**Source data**
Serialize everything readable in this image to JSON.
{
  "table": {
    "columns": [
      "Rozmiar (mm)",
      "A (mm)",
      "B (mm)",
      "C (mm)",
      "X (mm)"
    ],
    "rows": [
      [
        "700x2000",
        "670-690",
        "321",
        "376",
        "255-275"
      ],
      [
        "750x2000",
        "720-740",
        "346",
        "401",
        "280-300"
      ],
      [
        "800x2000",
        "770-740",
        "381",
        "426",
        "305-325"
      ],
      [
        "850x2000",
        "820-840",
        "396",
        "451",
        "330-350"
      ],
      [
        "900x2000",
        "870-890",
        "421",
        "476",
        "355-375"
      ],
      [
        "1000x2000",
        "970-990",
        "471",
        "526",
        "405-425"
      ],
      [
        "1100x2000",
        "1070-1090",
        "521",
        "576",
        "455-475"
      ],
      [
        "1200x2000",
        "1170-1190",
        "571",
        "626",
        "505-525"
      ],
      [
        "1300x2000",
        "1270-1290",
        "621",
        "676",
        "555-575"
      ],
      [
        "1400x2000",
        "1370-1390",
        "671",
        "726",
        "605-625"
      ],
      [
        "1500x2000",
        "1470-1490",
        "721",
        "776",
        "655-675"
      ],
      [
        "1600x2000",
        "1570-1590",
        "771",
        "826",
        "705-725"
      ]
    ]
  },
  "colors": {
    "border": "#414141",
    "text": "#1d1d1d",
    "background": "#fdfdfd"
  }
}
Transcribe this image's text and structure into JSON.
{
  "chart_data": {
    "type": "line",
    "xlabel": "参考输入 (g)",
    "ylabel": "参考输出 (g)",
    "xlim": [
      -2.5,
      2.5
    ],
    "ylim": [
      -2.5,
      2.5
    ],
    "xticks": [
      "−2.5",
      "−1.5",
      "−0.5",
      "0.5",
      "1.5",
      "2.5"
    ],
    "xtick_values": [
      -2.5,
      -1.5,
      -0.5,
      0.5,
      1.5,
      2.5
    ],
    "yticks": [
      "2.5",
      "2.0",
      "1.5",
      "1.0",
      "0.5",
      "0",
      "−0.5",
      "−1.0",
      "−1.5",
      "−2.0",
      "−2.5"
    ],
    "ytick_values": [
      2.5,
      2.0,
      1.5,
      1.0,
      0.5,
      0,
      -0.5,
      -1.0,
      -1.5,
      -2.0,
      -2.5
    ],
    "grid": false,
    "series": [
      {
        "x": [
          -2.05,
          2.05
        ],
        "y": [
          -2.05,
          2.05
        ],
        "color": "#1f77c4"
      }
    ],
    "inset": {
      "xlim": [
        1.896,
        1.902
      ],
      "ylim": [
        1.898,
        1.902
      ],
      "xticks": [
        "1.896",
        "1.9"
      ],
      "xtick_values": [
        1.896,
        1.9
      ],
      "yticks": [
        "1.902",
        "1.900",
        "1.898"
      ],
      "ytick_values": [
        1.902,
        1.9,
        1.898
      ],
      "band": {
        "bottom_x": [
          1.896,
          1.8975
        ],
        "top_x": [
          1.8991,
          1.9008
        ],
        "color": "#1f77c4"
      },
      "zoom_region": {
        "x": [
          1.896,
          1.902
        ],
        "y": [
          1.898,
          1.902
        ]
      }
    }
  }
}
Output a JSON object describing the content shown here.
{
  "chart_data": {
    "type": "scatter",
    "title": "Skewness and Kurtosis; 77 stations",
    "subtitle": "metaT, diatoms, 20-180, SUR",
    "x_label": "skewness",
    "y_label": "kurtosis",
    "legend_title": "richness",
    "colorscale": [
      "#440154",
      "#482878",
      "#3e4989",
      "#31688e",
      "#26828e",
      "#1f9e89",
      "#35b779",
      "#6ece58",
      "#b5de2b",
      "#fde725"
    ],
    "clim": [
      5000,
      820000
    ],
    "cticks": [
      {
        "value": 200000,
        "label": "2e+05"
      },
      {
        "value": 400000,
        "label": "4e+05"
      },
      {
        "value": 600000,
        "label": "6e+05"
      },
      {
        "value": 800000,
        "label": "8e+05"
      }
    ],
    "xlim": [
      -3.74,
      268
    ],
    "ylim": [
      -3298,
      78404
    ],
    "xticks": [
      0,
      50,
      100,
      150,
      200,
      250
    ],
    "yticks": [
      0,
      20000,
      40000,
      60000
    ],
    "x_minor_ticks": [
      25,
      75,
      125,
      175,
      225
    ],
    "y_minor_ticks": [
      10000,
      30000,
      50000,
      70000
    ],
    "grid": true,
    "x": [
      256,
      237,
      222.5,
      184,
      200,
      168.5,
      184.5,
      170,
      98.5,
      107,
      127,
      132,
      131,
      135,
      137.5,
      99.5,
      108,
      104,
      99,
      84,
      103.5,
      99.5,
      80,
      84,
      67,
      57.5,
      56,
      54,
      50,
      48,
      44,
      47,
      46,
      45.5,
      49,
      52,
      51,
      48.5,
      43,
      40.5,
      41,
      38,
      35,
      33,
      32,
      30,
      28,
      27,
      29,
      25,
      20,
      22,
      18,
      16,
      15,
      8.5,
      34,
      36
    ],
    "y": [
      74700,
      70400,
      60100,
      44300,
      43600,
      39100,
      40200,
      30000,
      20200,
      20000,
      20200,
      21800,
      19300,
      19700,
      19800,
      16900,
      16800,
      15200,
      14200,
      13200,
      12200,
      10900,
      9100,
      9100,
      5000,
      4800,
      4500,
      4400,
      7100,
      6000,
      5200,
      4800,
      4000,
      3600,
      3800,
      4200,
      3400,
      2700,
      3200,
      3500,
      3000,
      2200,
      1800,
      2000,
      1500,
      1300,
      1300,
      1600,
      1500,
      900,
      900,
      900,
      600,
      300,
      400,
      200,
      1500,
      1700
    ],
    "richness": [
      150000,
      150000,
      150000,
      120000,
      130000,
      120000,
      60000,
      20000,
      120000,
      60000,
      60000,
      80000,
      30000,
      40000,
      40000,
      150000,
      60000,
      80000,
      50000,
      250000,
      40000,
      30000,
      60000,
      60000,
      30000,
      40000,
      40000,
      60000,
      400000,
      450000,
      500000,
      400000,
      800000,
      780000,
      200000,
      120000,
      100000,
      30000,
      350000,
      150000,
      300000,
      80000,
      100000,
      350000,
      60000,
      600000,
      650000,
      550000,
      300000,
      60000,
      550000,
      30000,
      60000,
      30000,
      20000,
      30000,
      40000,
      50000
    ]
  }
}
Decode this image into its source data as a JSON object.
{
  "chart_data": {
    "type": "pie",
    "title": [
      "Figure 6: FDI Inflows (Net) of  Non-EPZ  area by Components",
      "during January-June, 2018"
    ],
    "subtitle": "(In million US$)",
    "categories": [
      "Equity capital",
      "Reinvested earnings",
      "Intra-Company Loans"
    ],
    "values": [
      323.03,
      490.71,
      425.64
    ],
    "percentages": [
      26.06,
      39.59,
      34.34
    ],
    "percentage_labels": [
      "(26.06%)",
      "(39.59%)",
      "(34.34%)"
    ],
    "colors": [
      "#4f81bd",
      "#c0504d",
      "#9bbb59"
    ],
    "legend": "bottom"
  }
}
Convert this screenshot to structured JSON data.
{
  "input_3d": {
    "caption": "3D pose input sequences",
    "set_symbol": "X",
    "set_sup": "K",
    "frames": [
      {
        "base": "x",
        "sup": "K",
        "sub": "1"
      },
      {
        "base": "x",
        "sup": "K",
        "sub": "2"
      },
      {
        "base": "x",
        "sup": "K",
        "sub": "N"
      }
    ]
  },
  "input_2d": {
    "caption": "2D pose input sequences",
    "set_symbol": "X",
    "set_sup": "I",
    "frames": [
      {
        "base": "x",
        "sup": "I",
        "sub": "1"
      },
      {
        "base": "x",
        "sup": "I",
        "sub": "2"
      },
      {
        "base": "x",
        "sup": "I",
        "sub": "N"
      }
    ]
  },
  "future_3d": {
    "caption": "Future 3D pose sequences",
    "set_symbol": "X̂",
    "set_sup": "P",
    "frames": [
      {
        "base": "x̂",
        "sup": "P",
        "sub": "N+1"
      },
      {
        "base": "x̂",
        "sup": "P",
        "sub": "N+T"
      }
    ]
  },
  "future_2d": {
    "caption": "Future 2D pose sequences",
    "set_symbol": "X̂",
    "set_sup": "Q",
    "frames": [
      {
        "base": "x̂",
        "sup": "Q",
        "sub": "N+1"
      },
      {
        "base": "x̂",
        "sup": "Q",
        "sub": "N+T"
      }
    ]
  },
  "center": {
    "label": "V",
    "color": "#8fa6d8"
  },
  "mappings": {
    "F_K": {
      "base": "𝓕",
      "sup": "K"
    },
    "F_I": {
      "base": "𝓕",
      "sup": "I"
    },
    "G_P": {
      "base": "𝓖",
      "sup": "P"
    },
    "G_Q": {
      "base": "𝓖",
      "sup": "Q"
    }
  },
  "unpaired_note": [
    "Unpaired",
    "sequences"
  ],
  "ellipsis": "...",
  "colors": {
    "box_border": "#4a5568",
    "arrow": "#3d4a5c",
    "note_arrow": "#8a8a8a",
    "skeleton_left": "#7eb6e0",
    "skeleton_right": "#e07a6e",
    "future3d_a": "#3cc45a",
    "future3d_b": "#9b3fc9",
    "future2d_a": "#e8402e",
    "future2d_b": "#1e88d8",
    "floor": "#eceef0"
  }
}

**WORK REQUIRED**
Select and copy every line of the material that holds the string "caption".

**SOLUTION TO THE PROBLEM**
    "caption": "3D pose input sequences",
    "caption": "2D pose input sequences",
    "caption": "Future 3D pose sequences",
    "caption": "Future 2D pose sequences",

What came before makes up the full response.